PROBLEM DESCRIPTION -> Copy out the complete listing, word for word.
┄┄┄┄┄┄┄┄┄┄┄┄┄┄┄┄┄┄┄┄
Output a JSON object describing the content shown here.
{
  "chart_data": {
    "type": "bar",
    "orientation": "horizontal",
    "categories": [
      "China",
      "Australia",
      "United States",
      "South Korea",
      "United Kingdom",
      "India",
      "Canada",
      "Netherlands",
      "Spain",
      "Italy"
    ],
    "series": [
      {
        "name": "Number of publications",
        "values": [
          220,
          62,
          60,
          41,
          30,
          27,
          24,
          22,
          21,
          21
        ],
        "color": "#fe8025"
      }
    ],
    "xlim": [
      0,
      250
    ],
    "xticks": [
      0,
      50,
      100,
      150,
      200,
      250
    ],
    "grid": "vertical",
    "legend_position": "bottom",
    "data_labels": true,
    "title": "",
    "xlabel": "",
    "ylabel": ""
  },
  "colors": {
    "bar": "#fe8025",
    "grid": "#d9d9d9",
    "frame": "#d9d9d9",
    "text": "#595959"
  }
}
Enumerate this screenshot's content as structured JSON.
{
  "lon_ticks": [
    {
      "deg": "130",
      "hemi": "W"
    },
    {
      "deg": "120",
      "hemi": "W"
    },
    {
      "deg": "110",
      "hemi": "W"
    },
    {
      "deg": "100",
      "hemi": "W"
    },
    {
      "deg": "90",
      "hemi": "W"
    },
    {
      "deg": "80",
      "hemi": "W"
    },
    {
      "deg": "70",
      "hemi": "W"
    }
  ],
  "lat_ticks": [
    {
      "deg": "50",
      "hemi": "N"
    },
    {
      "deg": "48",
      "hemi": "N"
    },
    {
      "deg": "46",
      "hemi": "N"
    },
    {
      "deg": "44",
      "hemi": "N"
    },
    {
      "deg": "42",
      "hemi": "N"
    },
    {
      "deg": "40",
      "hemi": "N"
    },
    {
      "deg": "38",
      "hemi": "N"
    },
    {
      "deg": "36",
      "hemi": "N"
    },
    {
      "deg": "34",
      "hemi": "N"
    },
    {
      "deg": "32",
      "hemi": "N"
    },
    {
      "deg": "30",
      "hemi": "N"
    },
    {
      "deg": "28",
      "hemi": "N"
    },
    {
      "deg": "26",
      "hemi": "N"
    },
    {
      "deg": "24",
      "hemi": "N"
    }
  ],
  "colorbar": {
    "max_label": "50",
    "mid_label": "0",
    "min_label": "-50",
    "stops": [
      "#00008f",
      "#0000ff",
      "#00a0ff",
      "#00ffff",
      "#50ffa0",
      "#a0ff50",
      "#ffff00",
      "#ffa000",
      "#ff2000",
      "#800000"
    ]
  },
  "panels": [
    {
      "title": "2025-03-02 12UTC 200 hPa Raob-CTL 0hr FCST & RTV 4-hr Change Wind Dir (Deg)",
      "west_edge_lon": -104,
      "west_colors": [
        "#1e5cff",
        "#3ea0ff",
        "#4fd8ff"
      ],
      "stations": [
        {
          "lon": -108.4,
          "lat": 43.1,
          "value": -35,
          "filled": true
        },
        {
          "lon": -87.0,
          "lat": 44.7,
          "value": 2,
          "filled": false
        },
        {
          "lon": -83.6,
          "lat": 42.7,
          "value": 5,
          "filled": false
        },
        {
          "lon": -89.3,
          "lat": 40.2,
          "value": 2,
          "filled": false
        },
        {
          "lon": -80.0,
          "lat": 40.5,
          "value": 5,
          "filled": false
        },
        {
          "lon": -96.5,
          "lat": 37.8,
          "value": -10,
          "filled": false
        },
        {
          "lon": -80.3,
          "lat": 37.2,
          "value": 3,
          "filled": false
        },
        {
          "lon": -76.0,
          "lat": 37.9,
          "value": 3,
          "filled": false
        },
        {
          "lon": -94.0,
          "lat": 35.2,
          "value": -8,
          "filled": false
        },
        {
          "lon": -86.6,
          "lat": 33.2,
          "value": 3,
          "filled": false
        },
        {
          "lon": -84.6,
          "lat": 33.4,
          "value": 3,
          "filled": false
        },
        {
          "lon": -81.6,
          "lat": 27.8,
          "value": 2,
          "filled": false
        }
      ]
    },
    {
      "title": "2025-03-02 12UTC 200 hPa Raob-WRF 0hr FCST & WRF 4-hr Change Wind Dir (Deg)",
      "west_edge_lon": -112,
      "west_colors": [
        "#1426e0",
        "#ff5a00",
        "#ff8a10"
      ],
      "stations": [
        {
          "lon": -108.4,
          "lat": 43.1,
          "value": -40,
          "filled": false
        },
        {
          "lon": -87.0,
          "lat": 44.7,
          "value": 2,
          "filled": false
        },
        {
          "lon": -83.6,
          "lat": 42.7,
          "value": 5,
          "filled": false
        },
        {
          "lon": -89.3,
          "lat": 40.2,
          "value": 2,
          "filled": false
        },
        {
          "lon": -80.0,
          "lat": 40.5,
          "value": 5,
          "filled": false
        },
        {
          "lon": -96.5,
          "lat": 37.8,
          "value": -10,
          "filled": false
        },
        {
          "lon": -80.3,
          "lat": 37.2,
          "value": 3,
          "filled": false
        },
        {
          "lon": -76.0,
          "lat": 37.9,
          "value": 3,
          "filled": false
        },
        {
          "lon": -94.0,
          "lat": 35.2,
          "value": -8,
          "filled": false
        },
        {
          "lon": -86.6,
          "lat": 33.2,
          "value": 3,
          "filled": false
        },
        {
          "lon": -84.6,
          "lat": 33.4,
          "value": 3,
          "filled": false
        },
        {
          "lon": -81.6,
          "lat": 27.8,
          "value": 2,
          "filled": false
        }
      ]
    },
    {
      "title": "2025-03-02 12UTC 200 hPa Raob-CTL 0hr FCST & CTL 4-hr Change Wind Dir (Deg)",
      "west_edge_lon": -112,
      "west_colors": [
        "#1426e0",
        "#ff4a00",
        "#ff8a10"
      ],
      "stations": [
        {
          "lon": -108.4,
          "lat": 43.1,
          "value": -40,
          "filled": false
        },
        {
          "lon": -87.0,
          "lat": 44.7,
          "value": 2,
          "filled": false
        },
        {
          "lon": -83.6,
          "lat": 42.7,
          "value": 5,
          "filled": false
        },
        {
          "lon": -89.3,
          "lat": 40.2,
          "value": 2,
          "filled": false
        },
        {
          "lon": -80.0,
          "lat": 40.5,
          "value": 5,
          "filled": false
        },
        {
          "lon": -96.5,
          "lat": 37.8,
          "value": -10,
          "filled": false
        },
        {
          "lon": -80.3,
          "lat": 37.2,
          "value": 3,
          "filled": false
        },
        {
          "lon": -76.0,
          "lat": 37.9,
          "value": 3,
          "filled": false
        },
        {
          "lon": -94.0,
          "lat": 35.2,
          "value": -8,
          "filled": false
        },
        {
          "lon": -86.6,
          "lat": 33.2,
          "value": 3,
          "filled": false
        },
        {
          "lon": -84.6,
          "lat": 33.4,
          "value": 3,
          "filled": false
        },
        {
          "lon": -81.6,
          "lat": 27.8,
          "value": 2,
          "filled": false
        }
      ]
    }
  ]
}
┄┄┄┄┄┄┄┄┄┄┄┄┄┄┄┄┄┄┄┄
EXPECTED OUTPUT ->
Output a JSON object describing the content shown here.
{
  "chart_data": {
    "type": "bar",
    "orientation": "horizontal",
    "categories": [
      "China",
      "Australia",
      "United States",
      "South Korea",
      "United Kingdom",
      "India",
      "Canada",
      "Netherlands",
      "Spain",
      "Italy"
    ],
    "series": [
      {
        "name": "Number of publications",
        "values": [
          220,
          62,
          60,
          41,
          30,
          27,
          24,
          22,
          21,
          21
        ],
        "color": "#fe8025"
      }
    ],
    "xlim": [
      0,
      250
    ],
    "xticks": [
      0,
      50,
      100,
      150,
      200,
      250
    ],
    "grid": "vertical",
    "legend_position": "bottom",
    "data_labels": true,
    "title": "",
    "xlabel": "",
    "ylabel": ""
  },
  "colors": {
    "bar": "#fe8025",
    "grid": "#d9d9d9",
    "frame": "#d9d9d9",
    "text": "#595959"
  }
}
Enumerate this screenshot's content as structured JSON.
{
  "lon_ticks": [
    {
      "deg": "130",
      "hemi": "W"
    },
    {
      "deg": "120",
      "hemi": "W"
    },
    {
      "deg": "110",
      "hemi": "W"
    },
    {
      "deg": "100",
      "hemi": "W"
    },
    {
      "deg": "90",
      "hemi": "W"
    },
    {
      "deg": "80",
      "hemi": "W"
    },
    {
      "deg": "70",
      "hemi": "W"
    }
  ],
  "lat_ticks": [
    {
      "deg": "50",
      "hemi": "N"
    },
    {
      "deg": "48",
      "hemi": "N"
    },
    {
      "deg": "46",
      "hemi": "N"
    },
    {
      "deg": "44",
      "hemi": "N"
    },
    {
      "deg": "42",
      "hemi": "N"
    },
    {
      "deg": "40",
      "hemi": "N"
    },
    {
      "deg": "38",
      "hemi": "N"
    },
    {
      "deg": "36",
      "hemi": "N"
    },
    {
      "deg": "34",
      "hemi": "N"
    },
    {
      "deg": "32",
      "hemi": "N"
    },
    {
      "deg": "30",
      "hemi": "N"
    },
    {
      "deg": "28",
      "hemi": "N"
    },
    {
      "deg": "26",
      "hemi": "N"
    },
    {
      "deg": "24",
      "hemi": "N"
    }
  ],
  "colorbar": {
    "max_label": "50",
    "mid_label": "0",
    "min_label": "-50",
    "stops": [
      "#00008f",
      "#0000ff",
      "#00a0ff",
      "#00ffff",
      "#50ffa0",
      "#a0ff50",
      "#ffff00",
      "#ffa000",
      "#ff2000",
      "#800000"
    ]
  },
  "panels": [
    {
      "title": "2025-03-02 12UTC 200 hPa Raob-CTL 0hr FCST & RTV 4-hr Change Wind Dir (Deg)",
      "west_edge_lon": -104,
      "west_colors": [
        "#1e5cff",
        "#3ea0ff",
        "#4fd8ff"
      ],
      "stations": [
        {
          "lon": -108.4,
          "lat": 43.1,
          "value": -35,
          "filled": true
        },
        {
          "lon": -87.0,
          "lat": 44.7,
          "value": 2,
          "filled": false
        },
        {
          "lon": -83.6,
          "lat": 42.7,
          "value": 5,
          "filled": false
        },
        {
          "lon": -89.3,
          "lat": 40.2,
          "value": 2,
          "filled": false
        },
        {
          "lon": -80.0,
          "lat": 40.5,
          "value": 5,
          "filled": false
        },
        {
          "lon": -96.5,
          "lat": 37.8,
          "value": -10,
          "filled": false
        },
        {
          "lon": -80.3,
          "lat": 37.2,
          "value": 3,
          "filled": false
        },
        {
          "lon": -76.0,
          "lat": 37.9,
          "value": 3,
          "filled": false
        },
        {
          "lon": -94.0,
          "lat": 35.2,
          "value": -8,
          "filled": false
        },
        {
          "lon": -86.6,
          "lat": 33.2,
          "value": 3,
          "filled": false
        },
        {
          "lon": -84.6,
          "lat": 33.4,
          "value": 3,
          "filled": false
        },
        {
          "lon": -81.6,
          "lat": 27.8,
          "value": 2,
          "filled": false
        }
      ]
    },
    {
      "title": "2025-03-02 12UTC 200 hPa Raob-WRF 0hr FCST & WRF 4-hr Change Wind Dir (Deg)",
      "west_edge_lon": -112,
      "west_colors": [
        "#1426e0",
        "#ff5a00",
        "#ff8a10"
      ],
      "stations": [
        {
          "lon": -108.4,
          "lat": 43.1,
          "value": -40,
          "filled": false
        },
        {
          "lon": -87.0,
          "lat": 44.7,
          "value": 2,
          "filled": false
        },
        {
          "lon": -83.6,
          "lat": 42.7,
          "value": 5,
          "filled": false
        },
        {
          "lon": -89.3,
          "lat": 40.2,
          "value": 2,
          "filled": false
        },
        {
          "lon": -80.0,
          "lat": 40.5,
          "value": 5,
          "filled": false
        },
        {
          "lon": -96.5,
          "lat": 37.8,
          "value": -10,
          "filled": false
        },
        {
          "lon": -80.3,
          "lat": 37.2,
          "value": 3,
          "filled": false
        },
        {
          "lon": -76.0,
          "lat": 37.9,
          "value": 3,
          "filled": false
        },
        {
          "lon": -94.0,
          "lat": 35.2,
          "value": -8,
          "filled": false
        },
        {
          "lon": -86.6,
          "lat": 33.2,
          "value": 3,
          "filled": false
        },
        {
          "lon": -84.6,
          "lat": 33.4,
          "value": 3,
          "filled": false
        },
        {
          "lon": -81.6,
          "lat": 27.8,
          "value": 2,
          "filled": false
        }
      ]
    },
    {
      "title": "2025-03-02 12UTC 200 hPa Raob-CTL 0hr FCST & CTL 4-hr Change Wind Dir (Deg)",
      "west_edge_lon": -112,
      "west_colors": [
        "#1426e0",
        "#ff4a00",
        "#ff8a10"
      ],
      "stations": [
        {
          "lon": -108.4,
          "lat": 43.1,
          "value": -40,
          "filled": false
        },
        {
          "lon": -87.0,
          "lat": 44.7,
          "value": 2,
          "filled": false
        },
        {
          "lon": -83.6,
          "lat": 42.7,
          "value": 5,
          "filled": false
        },
        {
          "lon": -89.3,
          "lat": 40.2,
          "value": 2,
          "filled": false
        },
        {
          "lon": -80.0,
          "lat": 40.5,
          "value": 5,
          "filled": false
        },
        {
          "lon": -96.5,
          "lat": 37.8,
          "value": -10,
          "filled": false
        },
        {
          "lon": -80.3,
          "lat": 37.2,
          "value": 3,
          "filled": false
        },
        {
          "lon": -76.0,
          "lat": 37.9,
          "value": 3,
          "filled": false
        },
        {
          "lon": -94.0,
          "lat": 35.2,
          "value": -8,
          "filled": false
        },
        {
          "lon": -86.6,
          "lat": 33.2,
          "value": 3,
          "filled": false
        },
        {
          "lon": -84.6,
          "lat": 33.4,
          "value": 3,
          "filled": false
        },
        {
          "lon": -81.6,
          "lat": 27.8,
          "value": 2,
          "filled": false
        }
      ]
    }
  ]
}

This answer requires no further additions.